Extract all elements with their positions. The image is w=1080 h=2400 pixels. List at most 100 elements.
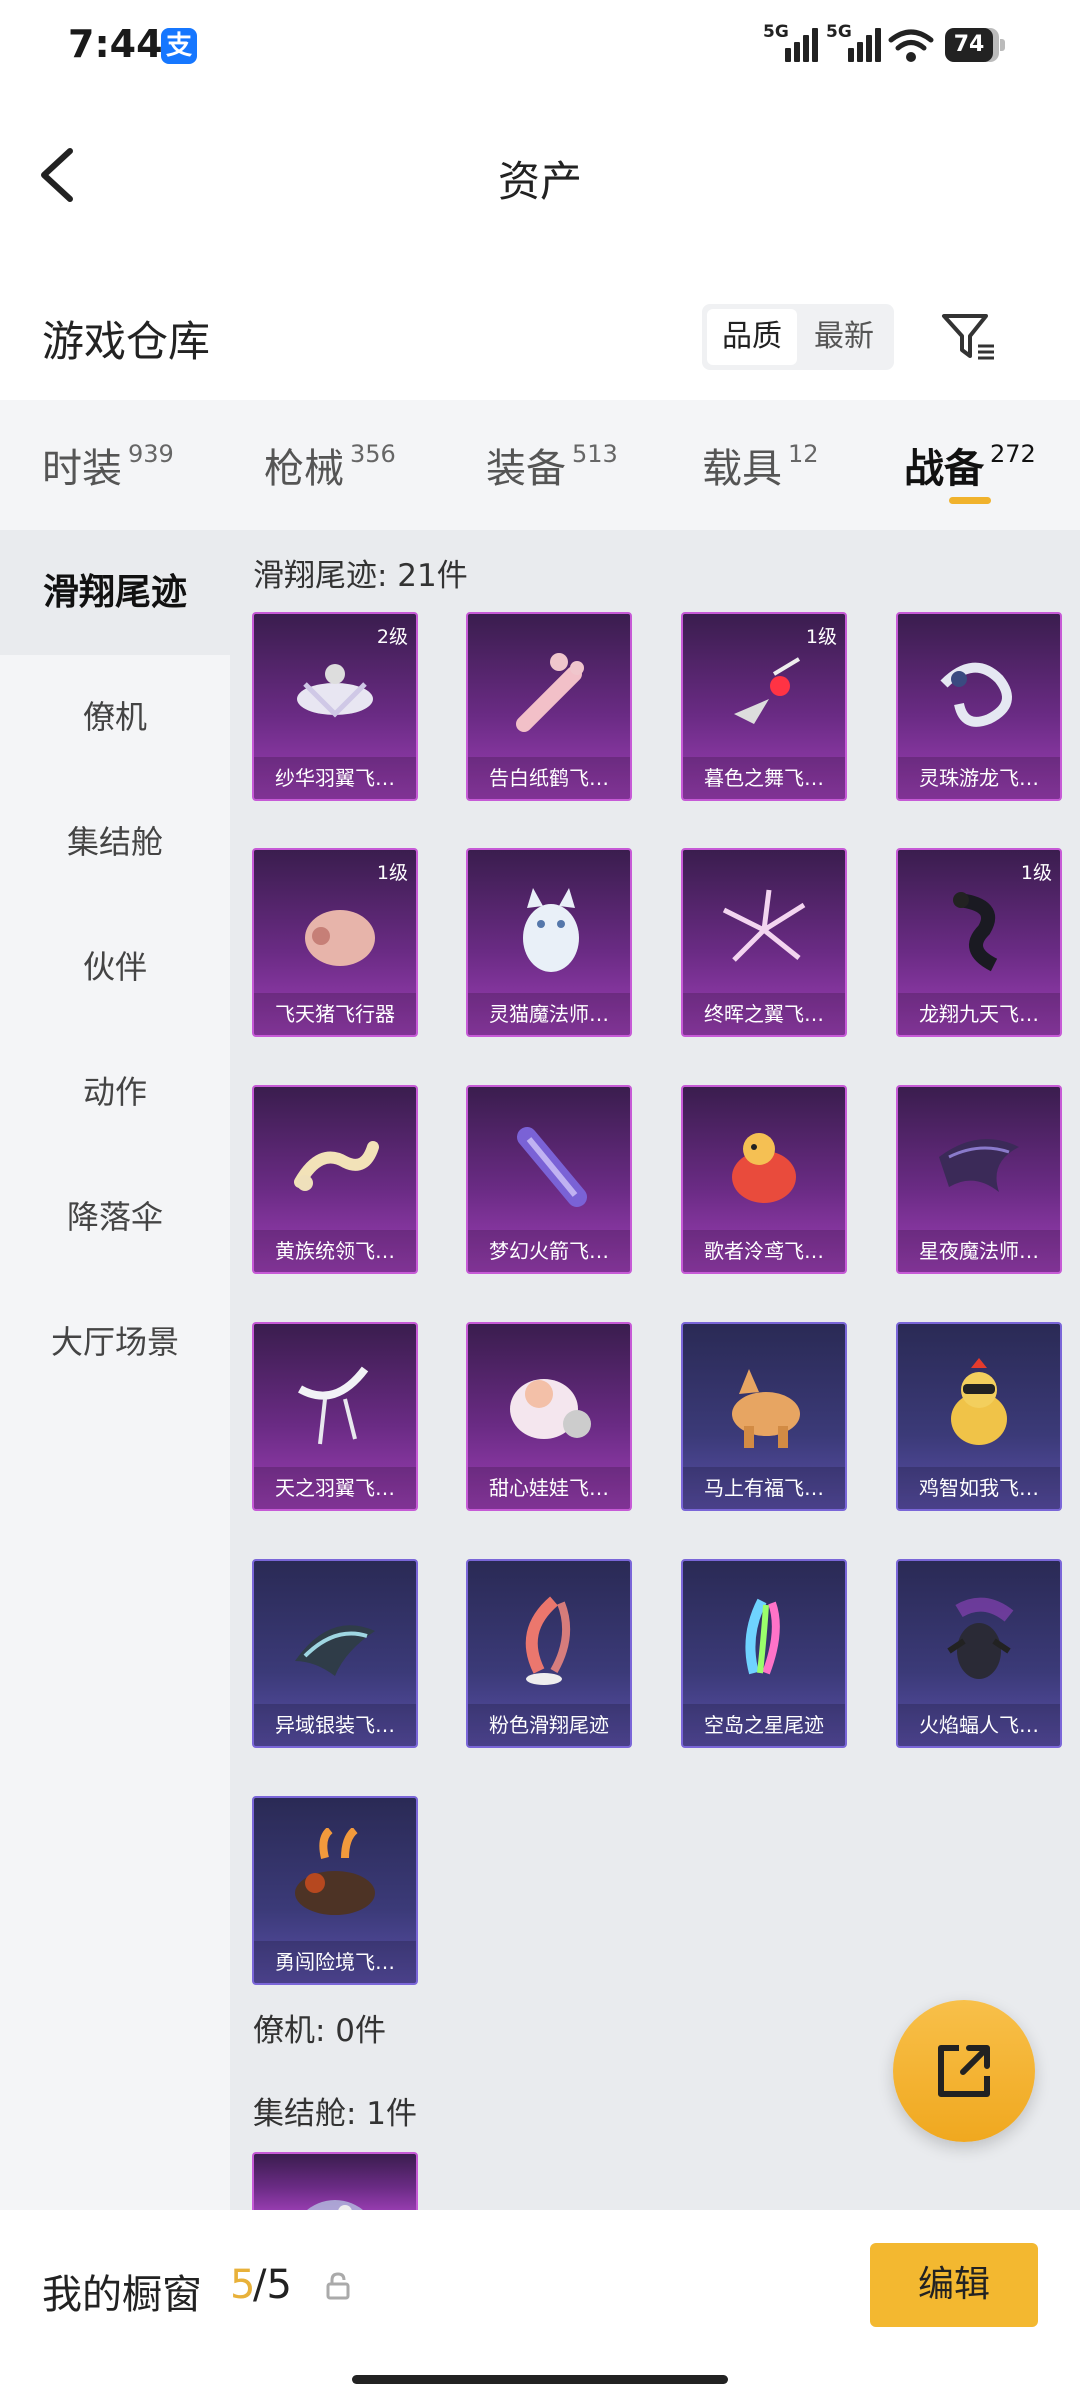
- item-card[interactable]: 灵猫魔法师…: [466, 848, 632, 1037]
- item-card[interactable]: 黄族统领飞…: [252, 1085, 418, 1274]
- item-card[interactable]: 2级纱华羽翼飞…: [252, 612, 418, 801]
- sort-by-newest[interactable]: 最新: [799, 309, 889, 365]
- sort-by-quality[interactable]: 品质: [707, 309, 797, 365]
- item-art: [297, 664, 373, 718]
- item-name: 灵猫魔法师…: [468, 993, 630, 1035]
- item-art: [295, 1828, 375, 1915]
- sidebar-item-capsule[interactable]: 集结舱: [0, 780, 230, 905]
- item-card[interactable]: 星夜魔法师…: [896, 1085, 1062, 1274]
- group-label-glide: 滑翔尾迹: 21件: [253, 558, 468, 594]
- item-art: [517, 1127, 587, 1207]
- item-art: [745, 1598, 780, 1675]
- item-card[interactable]: 灵珠游龙飞…: [896, 612, 1062, 801]
- item-name: 马上有福飞…: [683, 1467, 845, 1509]
- showcase-label: 我的橱窗: [42, 2272, 202, 2318]
- share-external-icon: [938, 2045, 990, 2097]
- section-title: 游戏仓库: [42, 317, 211, 366]
- item-card[interactable]: 火焰蝠人飞…: [896, 1559, 1062, 1748]
- item-card-capsule[interactable]: [252, 2152, 418, 2210]
- item-art: [940, 662, 1012, 727]
- item-grid-panel: 滑翔尾迹: 21件 2级 纱华羽翼飞… 告白纸鹤飞… 1级 暮色之舞飞… 灵珠游龙飞… 1级…: [230, 530, 1080, 2210]
- item-name: 告白纸鹤飞…: [468, 757, 630, 799]
- sidebar-item-parachute[interactable]: 降落伞: [0, 1155, 230, 1280]
- item-name: 飞天猪飞行器: [254, 993, 416, 1035]
- item-level-badge: 2级: [376, 626, 408, 648]
- showcase-count-total: /5: [253, 2262, 292, 2308]
- item-card[interactable]: 甜心娃娃飞…: [466, 1322, 632, 1511]
- cell-signal-icon: 5G: [763, 22, 823, 62]
- item-card[interactable]: 告白纸鹤飞…: [466, 612, 632, 801]
- item-art: [298, 1366, 369, 1445]
- item-card[interactable]: 1级龙翔九天飞…: [896, 848, 1062, 1037]
- showcase-count-current: 5: [230, 2262, 256, 2308]
- item-art: [732, 1133, 796, 1203]
- clock: 7:44: [68, 22, 163, 66]
- item-name: 歌者泠鸢飞…: [683, 1230, 845, 1272]
- item-card[interactable]: 1级 飞天猪飞行器: [252, 848, 418, 1037]
- sidebar-item-action[interactable]: 动作: [0, 1030, 230, 1155]
- page-title: 资产: [497, 157, 582, 206]
- share-button[interactable]: [893, 2000, 1035, 2142]
- item-card[interactable]: 异域银装飞…: [252, 1559, 418, 1748]
- item-art: [516, 653, 584, 732]
- tab-fashion[interactable]: 时装 939: [42, 436, 174, 494]
- item-card[interactable]: 马上有福飞…: [681, 1322, 847, 1511]
- item-name: 鸡智如我飞…: [898, 1467, 1060, 1509]
- item-name: 灵珠游龙飞…: [898, 757, 1060, 799]
- sidebar-item-partner[interactable]: 伙伴: [0, 905, 230, 1030]
- group-label-capsule: 集结舱: 1件: [253, 2096, 418, 2132]
- home-indicator: [352, 2375, 728, 2384]
- item-art: [947, 1597, 1014, 1679]
- item-art: [305, 910, 375, 966]
- tab-guns[interactable]: 枪械 356: [264, 436, 396, 494]
- item-card[interactable]: 鸡智如我飞…: [896, 1322, 1062, 1511]
- item-card[interactable]: 终晖之翼飞…: [681, 848, 847, 1037]
- item-name: 黄族统领飞…: [254, 1230, 416, 1272]
- sidebar-item-lobby-scene[interactable]: 大厅场景: [0, 1280, 230, 1405]
- item-art: [295, 1625, 375, 1676]
- item-name: 暮色之舞飞…: [683, 757, 845, 799]
- item-name: 纱华羽翼飞…: [254, 757, 416, 799]
- item-card[interactable]: 歌者泠鸢飞…: [681, 1085, 847, 1274]
- item-name: 勇闯险境飞…: [254, 1941, 416, 1983]
- item-name: 终晖之翼飞…: [683, 993, 845, 1035]
- tab-equipment[interactable]: 装备 513: [486, 436, 618, 494]
- filter-icon[interactable]: [940, 310, 998, 364]
- sidebar-item-wingman[interactable]: 僚机: [0, 655, 230, 780]
- item-art: [307, 2200, 363, 2210]
- item-name: 甜心娃娃飞…: [468, 1467, 630, 1509]
- item-name: 星夜魔法师…: [898, 1230, 1060, 1272]
- sidebar-item-glide-trail[interactable]: 滑翔尾迹: [0, 530, 230, 655]
- item-card[interactable]: 勇闯险境飞…: [252, 1796, 418, 1985]
- item-art: [734, 657, 801, 724]
- active-tab-indicator: [949, 497, 991, 504]
- item-art: [510, 1379, 591, 1439]
- item-card[interactable]: 1级 暮色之舞飞…: [681, 612, 847, 801]
- item-card[interactable]: 粉色滑翔尾迹: [466, 1559, 632, 1748]
- tab-vehicles[interactable]: 载具 12: [702, 436, 819, 494]
- item-art: [939, 1139, 1019, 1192]
- item-art: [732, 1369, 800, 1448]
- tab-readiness[interactable]: 战备 272: [904, 436, 1036, 494]
- edit-button[interactable]: 编辑: [870, 2243, 1038, 2327]
- item-card[interactable]: 梦幻火箭飞…: [466, 1085, 632, 1274]
- item-name: 异域银装飞…: [254, 1704, 416, 1746]
- item-art: [294, 1141, 379, 1191]
- item-name: 空岛之星尾迹: [683, 1704, 845, 1746]
- item-name: 天之羽翼飞…: [254, 1467, 416, 1509]
- battery-icon: 74: [945, 28, 1005, 62]
- item-art: [523, 888, 579, 972]
- item-card[interactable]: 天之羽翼飞…: [252, 1322, 418, 1511]
- sidebar: 滑翔尾迹 僚机 集结舱 伙伴 动作 降落伞 大厅场景: [0, 530, 230, 2210]
- item-name: 粉色滑翔尾迹: [468, 1704, 630, 1746]
- item-art: [951, 1358, 1007, 1445]
- group-label-wingman: 僚机: 0件: [253, 2013, 387, 2049]
- item-name: 火焰蝠人飞…: [898, 1704, 1060, 1746]
- wifi-icon: [888, 29, 934, 62]
- item-level-badge: 1级: [1020, 862, 1052, 884]
- item-art: [722, 889, 806, 962]
- item-card[interactable]: 空岛之星尾迹: [681, 1559, 847, 1748]
- alipay-icon: 支: [161, 28, 197, 64]
- item-art: [525, 1596, 571, 1685]
- item-name: 龙翔九天飞…: [898, 993, 1060, 1035]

• Aim: Format every line of the records above as a Markdown table with the columns No. and Line, numbering the rows, skipping blank lines and leaving out the pictures.

• Exercise response:
| No. | Line |
|---|---|
| 1 | Extract all elements with their positions. The image is w=1080 h=2400 pixels. List at most 100 elements. |
| 2 | - item-card[interactable]: 灵猫魔法师…: [466, 848, 632, 1037] |
| 3 | - item-card[interactable]: 黄族统领飞…: [252, 1085, 418, 1274] |
| 4 | - item-card[interactable]: 2级纱华羽翼飞…: [252, 612, 418, 801] |
| 5 | - sort-by-newest[interactable]: 最新: [799, 309, 889, 365] |
| 6 | - sort-by-quality[interactable]: 品质: [707, 309, 797, 365] |
| 7 | - item-art: [297, 664, 373, 718] |
| 8 | - item-name: 灵猫魔法师…: [468, 993, 630, 1035] |
| 9 | - item-art: [295, 1828, 375, 1915] |
| 10 | - sidebar-item-capsule[interactable]: 集结舱: [0, 780, 230, 905] |
| 11 | - item-card[interactable]: 星夜魔法师…: [896, 1085, 1062, 1274] |
| 12 | - group-label-glide: 滑翔尾迹: 21件: [253, 558, 468, 594] |
| 13 | - item-art: [517, 1127, 587, 1207] |
| 14 | - item-art: [745, 1598, 780, 1675] |
| 15 | - item-card[interactable]: 灵珠游龙飞…: [896, 612, 1062, 801] |
| 16 | - item-name: 马上有福飞…: [683, 1467, 845, 1509] |
| 17 | - showcase-label: 我的橱窗: [42, 2272, 202, 2318] |
| 18 | - share-external-icon: [938, 2045, 990, 2097] |
| 19 | - section-title: 游戏仓库: [42, 317, 211, 366] |
| 20 | - item-card[interactable]: 火焰蝠人飞…: [896, 1559, 1062, 1748] |
| 21 | - item-card-capsule[interactable]: [252, 2152, 418, 2210] |
| 22 | - item-art: [940, 662, 1012, 727] |
| 23 | - item-grid-panel: 滑翔尾迹: 21件 2级 纱华羽翼飞… 告白纸鹤飞… 1级 暮色之舞飞… 灵珠游龙飞… 1级…: [230, 530, 1080, 2210] |
| 24 | - item-name: 告白纸鹤飞…: [468, 757, 630, 799] |
| 25 | - sidebar-item-parachute[interactable]: 降落伞: [0, 1155, 230, 1280] |
| 26 | - item-name: 飞天猪飞行器: [254, 993, 416, 1035] |
| 27 | - item-level-badge: 2级: [376, 626, 408, 648] |
| 28 | - showcase-count-total: /5: [253, 2262, 292, 2308] |
| 29 | - item-card[interactable]: 甜心娃娃飞…: [466, 1322, 632, 1511] |
| 30 | - cell-signal-icon: 5G: [763, 22, 823, 62] |
| 31 | - item-card[interactable]: 告白纸鹤飞…: [466, 612, 632, 801] |
| 32 | - item-art: [298, 1366, 369, 1445] |
| 33 | - item-card[interactable]: 1级龙翔九天飞…: [896, 848, 1062, 1037] |
| 34 | - showcase-count-current: 5: [230, 2262, 256, 2308] |
| 35 | - item-art: [732, 1133, 796, 1203] |
| 36 | - clock: 7:44: [68, 22, 163, 66] |
| 37 | - item-name: 歌者泠鸢飞…: [683, 1230, 845, 1272] |
| 38 | - item-card[interactable]: 1级 飞天猪飞行器: [252, 848, 418, 1037] |
| 39 | - sidebar-item-action[interactable]: 动作: [0, 1030, 230, 1155] |
| 40 | - page-title: 资产: [497, 157, 582, 206] |
| 41 | - share-button[interactable]: [893, 2000, 1035, 2142] |
| 42 | - item-card[interactable]: 异域银装飞…: [252, 1559, 418, 1748] |
| 43 | - item-art: [516, 653, 584, 732] |
| 44 | - tab-fashion[interactable]: 时装 939: [42, 436, 174, 494] |
| 45 | - item-card[interactable]: 马上有福飞…: [681, 1322, 847, 1511] |
| 46 | - item-name: 鸡智如我飞…: [898, 1467, 1060, 1509] |
| 47 | - item-name: 灵珠游龙飞…: [898, 757, 1060, 799] |
| 48 | - sidebar-item-partner[interactable]: 伙伴: [0, 905, 230, 1030] |
| 49 | - group-label-capsule: 集结舱: 1件: [253, 2096, 418, 2132] |
| 50 | - home-indicator: [352, 2375, 728, 2384] |
| 51 | - item-art: [947, 1597, 1014, 1679] |
| 52 | - item-art: [305, 910, 375, 966] |
| 53 | - tab-guns[interactable]: 枪械 356: [264, 436, 396, 494] |
| 54 | - item-card[interactable]: 鸡智如我飞…: [896, 1322, 1062, 1511] |
| 55 | - item-card[interactable]: 终晖之翼飞…: [681, 848, 847, 1037] |
| 56 | - item-name: 黄族统领飞…: [254, 1230, 416, 1272] |
| 57 | - sidebar-item-lobby-scene[interactable]: 大厅场景: [0, 1280, 230, 1405] |
| 58 | - item-art: [295, 1625, 375, 1676] |
| 59 | - item-name: 暮色之舞飞…: [683, 757, 845, 799] |
| 60 | - item-name: 纱华羽翼飞…: [254, 757, 416, 799] |
| 61 | - item-card[interactable]: 歌者泠鸢飞…: [681, 1085, 847, 1274] |
| 62 | - item-name: 勇闯险境飞…: [254, 1941, 416, 1983] |
| 63 | - item-name: 终晖之翼飞…: [683, 993, 845, 1035] |
| 64 | - tab-equipment[interactable]: 装备 513: [486, 436, 618, 494] |
| 65 | - filter-icon[interactable]: [940, 310, 998, 364] |
| 66 | - sidebar-item-wingman[interactable]: 僚机: [0, 655, 230, 780] |
| 67 | - item-art: [307, 2200, 363, 2210] |
| 68 | - item-name: 甜心娃娃飞…: [468, 1467, 630, 1509] |
| 69 | - item-name: 星夜魔法师…: [898, 1230, 1060, 1272] |
| 70 | - sidebar-item-glide-trail[interactable]: 滑翔尾迹: [0, 530, 230, 655] |
| 71 | - item-card[interactable]: 勇闯险境飞…: [252, 1796, 418, 1985] |
| 72 | - item-art: [734, 657, 801, 724] |
| 73 | - active-tab-indicator: [949, 497, 991, 504] |
| 74 | - item-art: [510, 1379, 591, 1439] |
| 75 | - item-card[interactable]: 1级 暮色之舞飞…: [681, 612, 847, 801] |
| 76 | - item-card[interactable]: 粉色滑翔尾迹: [466, 1559, 632, 1748] |
| 77 | - tab-vehicles[interactable]: 载具 12: [702, 436, 819, 494] |
| 78 | - item-art: [939, 1139, 1019, 1192] |
| 79 | - item-art: [732, 1369, 800, 1448] |
| 80 | - tab-readiness[interactable]: 战备 272: [904, 436, 1036, 494] |
| 81 | - edit-button[interactable]: 编辑: [870, 2243, 1038, 2327] |
| 82 | - item-card[interactable]: 梦幻火箭飞…: [466, 1085, 632, 1274] |
| 83 | - item-name: 异域银装飞…: [254, 1704, 416, 1746] |
| 84 | - item-art: [294, 1141, 379, 1191] |
| 85 | - item-name: 空岛之星尾迹: [683, 1704, 845, 1746] |
| 86 | - item-name: 天之羽翼飞…: [254, 1467, 416, 1509] |
| 87 | - battery-icon: 74: [945, 28, 1005, 62] |
| 88 | - item-art: [523, 888, 579, 972] |
| 89 | - item-card[interactable]: 天之羽翼飞…: [252, 1322, 418, 1511] |
| 90 | - sidebar: 滑翔尾迹 僚机 集结舱 伙伴 动作 降落伞 大厅场景: [0, 530, 230, 2210] |
| 91 | - item-name: 粉色滑翔尾迹: [468, 1704, 630, 1746] |
| 92 | - item-art: [951, 1358, 1007, 1445] |
| 93 | - group-label-wingman: 僚机: 0件: [253, 2013, 387, 2049] |
| 94 | - item-name: 火焰蝠人飞…: [898, 1704, 1060, 1746] |
| 95 | - wifi-icon: [888, 29, 934, 62] |
| 96 | - item-level-badge: 1级: [1020, 862, 1052, 884] |
| 97 | - item-art: [722, 889, 806, 962] |
| 98 | - item-card[interactable]: 空岛之星尾迹: [681, 1559, 847, 1748] |
| 99 | - alipay-icon: 支: [161, 28, 197, 64] |
| 100 | - item-art: [525, 1596, 571, 1685] |
| 101 | - item-name: 龙翔九天飞…: [898, 993, 1060, 1035] |